## Instructions for the task
Select the lines below containing the word "with".

[Dataset entries]
== == ==

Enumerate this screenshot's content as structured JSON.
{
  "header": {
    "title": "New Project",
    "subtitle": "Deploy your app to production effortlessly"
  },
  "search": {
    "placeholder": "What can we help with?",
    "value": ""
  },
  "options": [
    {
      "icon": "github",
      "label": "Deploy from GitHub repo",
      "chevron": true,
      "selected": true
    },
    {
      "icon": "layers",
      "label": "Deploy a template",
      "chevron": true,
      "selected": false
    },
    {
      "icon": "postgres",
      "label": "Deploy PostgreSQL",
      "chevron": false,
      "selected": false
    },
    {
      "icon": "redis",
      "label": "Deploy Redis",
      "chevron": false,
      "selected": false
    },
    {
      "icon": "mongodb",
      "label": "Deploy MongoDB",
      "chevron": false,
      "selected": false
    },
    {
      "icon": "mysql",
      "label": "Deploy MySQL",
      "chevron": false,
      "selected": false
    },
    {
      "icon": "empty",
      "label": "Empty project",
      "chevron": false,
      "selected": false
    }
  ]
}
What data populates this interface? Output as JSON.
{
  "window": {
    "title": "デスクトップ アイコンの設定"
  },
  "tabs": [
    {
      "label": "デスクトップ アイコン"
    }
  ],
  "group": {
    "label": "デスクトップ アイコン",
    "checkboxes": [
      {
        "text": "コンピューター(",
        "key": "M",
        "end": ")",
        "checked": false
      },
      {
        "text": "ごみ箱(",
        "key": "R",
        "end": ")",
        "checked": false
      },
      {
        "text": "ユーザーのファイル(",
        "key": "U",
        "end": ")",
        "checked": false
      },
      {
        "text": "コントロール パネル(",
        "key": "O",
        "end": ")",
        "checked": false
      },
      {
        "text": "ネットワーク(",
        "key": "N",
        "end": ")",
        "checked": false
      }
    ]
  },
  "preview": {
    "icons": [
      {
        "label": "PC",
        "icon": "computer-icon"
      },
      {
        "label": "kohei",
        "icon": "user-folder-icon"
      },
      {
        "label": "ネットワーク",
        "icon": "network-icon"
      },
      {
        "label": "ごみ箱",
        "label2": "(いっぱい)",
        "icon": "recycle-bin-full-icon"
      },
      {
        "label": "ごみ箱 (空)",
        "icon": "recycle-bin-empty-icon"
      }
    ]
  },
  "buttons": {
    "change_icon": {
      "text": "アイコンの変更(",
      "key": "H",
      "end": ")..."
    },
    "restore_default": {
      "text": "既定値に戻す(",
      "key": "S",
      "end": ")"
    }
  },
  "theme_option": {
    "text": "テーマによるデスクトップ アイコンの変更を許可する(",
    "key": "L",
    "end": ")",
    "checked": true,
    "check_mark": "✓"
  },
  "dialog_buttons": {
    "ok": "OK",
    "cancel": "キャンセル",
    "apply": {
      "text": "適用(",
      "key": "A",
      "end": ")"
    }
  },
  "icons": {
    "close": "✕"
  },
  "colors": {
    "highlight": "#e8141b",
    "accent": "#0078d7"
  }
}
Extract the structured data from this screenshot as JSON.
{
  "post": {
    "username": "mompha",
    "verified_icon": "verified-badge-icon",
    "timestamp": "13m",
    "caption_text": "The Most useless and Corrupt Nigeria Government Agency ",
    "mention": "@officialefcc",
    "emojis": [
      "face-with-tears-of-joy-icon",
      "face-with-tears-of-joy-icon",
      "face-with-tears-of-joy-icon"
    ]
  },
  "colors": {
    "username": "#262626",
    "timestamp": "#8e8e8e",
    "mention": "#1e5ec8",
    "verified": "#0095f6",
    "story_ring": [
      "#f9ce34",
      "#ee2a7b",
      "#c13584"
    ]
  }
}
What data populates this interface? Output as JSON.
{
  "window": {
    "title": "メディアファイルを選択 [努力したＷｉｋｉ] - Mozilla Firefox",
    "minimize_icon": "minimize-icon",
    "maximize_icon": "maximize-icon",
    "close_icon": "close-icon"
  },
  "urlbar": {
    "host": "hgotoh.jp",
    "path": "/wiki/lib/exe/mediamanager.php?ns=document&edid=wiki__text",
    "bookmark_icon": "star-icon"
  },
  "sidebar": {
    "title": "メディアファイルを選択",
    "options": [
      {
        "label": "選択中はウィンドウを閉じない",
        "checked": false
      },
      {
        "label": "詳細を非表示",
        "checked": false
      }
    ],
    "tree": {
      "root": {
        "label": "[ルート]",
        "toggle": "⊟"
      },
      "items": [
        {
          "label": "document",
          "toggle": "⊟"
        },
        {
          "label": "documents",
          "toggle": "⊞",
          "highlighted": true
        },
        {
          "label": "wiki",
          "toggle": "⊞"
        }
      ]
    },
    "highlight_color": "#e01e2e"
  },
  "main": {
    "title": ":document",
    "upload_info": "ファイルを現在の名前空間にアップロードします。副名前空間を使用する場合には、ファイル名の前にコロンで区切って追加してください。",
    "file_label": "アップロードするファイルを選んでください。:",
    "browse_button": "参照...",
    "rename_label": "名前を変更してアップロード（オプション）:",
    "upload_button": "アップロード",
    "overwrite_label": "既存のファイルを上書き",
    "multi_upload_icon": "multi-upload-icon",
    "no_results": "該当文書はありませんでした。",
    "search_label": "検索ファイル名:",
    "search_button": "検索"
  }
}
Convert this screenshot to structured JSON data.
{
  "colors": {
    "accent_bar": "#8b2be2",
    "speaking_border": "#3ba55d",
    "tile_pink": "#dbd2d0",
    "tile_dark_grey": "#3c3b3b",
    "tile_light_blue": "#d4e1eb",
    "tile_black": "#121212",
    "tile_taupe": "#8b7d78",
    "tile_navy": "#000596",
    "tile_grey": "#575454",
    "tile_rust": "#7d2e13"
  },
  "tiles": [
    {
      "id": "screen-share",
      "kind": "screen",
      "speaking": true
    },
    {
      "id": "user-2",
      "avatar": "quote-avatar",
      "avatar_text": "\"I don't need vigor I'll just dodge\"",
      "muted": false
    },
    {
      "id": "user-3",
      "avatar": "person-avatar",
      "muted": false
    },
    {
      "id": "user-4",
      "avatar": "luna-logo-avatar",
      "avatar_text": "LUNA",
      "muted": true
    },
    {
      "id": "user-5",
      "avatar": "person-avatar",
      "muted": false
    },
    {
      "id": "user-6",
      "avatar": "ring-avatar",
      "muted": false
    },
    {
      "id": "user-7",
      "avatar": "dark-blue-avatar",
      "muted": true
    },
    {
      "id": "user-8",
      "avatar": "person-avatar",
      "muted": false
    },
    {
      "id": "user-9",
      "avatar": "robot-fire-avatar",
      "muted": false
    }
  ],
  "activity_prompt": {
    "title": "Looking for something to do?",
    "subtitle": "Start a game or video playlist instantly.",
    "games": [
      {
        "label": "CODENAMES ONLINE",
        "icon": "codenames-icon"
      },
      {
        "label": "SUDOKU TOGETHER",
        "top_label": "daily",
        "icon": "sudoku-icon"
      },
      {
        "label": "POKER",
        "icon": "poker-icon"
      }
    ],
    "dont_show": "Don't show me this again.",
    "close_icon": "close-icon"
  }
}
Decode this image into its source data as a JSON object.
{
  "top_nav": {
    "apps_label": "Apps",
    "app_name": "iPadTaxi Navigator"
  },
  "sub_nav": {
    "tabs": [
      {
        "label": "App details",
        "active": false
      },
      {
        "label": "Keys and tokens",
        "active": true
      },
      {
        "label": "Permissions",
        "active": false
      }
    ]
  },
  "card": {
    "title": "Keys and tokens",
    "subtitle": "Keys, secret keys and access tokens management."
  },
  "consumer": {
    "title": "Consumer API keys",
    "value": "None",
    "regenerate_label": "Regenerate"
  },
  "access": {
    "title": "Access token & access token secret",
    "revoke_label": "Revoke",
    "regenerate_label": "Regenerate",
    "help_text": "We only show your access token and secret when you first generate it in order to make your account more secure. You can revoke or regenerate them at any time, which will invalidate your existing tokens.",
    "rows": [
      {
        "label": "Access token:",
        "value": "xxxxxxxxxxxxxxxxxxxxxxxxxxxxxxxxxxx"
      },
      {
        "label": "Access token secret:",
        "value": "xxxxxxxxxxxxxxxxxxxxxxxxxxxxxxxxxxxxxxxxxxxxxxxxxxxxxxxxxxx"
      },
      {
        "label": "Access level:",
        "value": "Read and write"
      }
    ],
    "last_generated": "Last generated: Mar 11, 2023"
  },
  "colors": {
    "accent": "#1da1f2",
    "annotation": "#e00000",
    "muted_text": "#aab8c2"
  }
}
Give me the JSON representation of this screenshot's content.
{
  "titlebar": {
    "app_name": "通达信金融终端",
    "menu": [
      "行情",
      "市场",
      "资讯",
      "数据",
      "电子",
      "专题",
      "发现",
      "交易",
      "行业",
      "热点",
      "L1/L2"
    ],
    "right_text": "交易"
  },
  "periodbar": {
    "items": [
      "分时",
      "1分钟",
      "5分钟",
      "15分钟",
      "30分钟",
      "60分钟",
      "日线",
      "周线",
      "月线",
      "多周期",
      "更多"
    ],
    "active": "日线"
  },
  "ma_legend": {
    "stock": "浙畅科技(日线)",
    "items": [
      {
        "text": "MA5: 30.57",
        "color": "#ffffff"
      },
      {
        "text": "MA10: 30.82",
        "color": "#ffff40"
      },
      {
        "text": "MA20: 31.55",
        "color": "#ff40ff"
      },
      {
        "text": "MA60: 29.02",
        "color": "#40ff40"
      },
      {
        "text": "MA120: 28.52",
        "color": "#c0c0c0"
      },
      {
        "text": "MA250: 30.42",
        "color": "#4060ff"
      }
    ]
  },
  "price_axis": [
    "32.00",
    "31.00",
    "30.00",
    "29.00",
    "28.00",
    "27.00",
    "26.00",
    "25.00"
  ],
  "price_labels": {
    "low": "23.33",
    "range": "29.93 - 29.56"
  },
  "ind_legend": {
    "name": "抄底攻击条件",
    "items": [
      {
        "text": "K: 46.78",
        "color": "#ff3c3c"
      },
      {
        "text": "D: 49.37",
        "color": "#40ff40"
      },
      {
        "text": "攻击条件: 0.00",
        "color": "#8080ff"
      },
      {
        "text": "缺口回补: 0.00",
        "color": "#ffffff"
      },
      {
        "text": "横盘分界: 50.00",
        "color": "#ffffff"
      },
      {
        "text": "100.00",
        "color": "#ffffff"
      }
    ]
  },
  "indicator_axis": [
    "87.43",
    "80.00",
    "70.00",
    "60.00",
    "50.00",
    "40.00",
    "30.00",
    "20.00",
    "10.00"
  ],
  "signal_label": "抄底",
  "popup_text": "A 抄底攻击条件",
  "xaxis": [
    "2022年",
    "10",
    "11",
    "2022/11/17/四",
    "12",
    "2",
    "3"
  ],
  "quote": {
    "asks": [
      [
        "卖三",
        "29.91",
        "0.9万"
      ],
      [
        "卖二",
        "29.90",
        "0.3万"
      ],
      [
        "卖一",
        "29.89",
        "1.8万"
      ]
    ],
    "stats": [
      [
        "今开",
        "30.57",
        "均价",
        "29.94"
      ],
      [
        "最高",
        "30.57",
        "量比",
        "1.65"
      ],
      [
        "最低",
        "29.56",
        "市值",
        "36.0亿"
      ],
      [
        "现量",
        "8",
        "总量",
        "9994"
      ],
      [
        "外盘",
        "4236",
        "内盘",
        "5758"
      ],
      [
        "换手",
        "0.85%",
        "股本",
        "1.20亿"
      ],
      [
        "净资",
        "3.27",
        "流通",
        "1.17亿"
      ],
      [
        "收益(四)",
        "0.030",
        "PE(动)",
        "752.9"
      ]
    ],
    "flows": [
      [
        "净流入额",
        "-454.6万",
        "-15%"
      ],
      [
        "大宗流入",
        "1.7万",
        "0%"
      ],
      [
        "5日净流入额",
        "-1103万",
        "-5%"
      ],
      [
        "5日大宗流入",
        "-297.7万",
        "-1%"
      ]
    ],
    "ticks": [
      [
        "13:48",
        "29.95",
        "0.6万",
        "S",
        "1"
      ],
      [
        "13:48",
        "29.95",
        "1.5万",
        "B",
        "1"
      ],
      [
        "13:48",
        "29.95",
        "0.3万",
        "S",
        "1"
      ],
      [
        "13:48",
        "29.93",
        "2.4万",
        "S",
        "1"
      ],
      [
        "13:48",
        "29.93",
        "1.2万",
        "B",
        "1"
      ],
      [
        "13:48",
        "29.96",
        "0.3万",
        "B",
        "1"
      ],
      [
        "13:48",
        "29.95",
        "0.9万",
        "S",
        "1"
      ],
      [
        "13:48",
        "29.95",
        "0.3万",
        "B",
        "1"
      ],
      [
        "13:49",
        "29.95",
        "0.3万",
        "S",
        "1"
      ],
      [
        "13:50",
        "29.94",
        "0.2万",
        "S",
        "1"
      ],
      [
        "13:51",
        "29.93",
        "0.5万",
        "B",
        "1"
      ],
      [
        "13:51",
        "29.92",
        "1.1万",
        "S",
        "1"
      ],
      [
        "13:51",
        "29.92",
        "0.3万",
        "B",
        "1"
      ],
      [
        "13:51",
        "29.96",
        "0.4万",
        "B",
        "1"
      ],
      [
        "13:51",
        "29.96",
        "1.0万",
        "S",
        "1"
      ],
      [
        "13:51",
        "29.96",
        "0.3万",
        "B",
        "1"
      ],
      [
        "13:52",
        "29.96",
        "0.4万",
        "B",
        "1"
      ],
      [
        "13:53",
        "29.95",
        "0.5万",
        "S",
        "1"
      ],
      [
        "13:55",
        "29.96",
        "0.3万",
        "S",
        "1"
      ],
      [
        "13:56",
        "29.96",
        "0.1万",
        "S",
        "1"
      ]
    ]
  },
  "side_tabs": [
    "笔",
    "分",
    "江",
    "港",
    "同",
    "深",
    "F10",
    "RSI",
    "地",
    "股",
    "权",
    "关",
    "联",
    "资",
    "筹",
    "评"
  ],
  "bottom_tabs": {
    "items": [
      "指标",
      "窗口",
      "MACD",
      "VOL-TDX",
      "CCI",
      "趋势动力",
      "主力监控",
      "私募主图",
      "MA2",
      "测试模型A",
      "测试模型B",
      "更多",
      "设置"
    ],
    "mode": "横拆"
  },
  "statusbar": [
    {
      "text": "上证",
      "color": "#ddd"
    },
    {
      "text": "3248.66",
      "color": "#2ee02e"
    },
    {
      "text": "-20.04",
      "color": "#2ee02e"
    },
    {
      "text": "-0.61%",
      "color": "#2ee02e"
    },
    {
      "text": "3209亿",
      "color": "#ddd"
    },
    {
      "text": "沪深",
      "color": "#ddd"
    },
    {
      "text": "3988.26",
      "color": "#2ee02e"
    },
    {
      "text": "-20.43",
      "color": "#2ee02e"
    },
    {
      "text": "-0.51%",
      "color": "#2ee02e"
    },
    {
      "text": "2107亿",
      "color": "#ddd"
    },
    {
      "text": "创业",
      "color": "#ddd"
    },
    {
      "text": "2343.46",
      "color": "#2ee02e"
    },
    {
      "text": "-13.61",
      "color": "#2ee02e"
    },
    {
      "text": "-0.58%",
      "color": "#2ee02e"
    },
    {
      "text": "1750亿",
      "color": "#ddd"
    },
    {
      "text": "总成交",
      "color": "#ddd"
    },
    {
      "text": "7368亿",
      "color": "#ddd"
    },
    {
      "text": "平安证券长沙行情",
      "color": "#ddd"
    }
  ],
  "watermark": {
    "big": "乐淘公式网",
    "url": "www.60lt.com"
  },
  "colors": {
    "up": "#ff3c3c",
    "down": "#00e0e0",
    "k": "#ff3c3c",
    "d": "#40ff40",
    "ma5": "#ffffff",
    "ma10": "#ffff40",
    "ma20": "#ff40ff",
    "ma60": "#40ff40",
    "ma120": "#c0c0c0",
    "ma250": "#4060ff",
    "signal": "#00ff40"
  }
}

== == ==

## The answer
    "placeholder": "What can we help with?",
      "face-with-tears-of-joy-icon",
      "face-with-tears-of-joy-icon",
      "face-with-tears-of-joy-icon"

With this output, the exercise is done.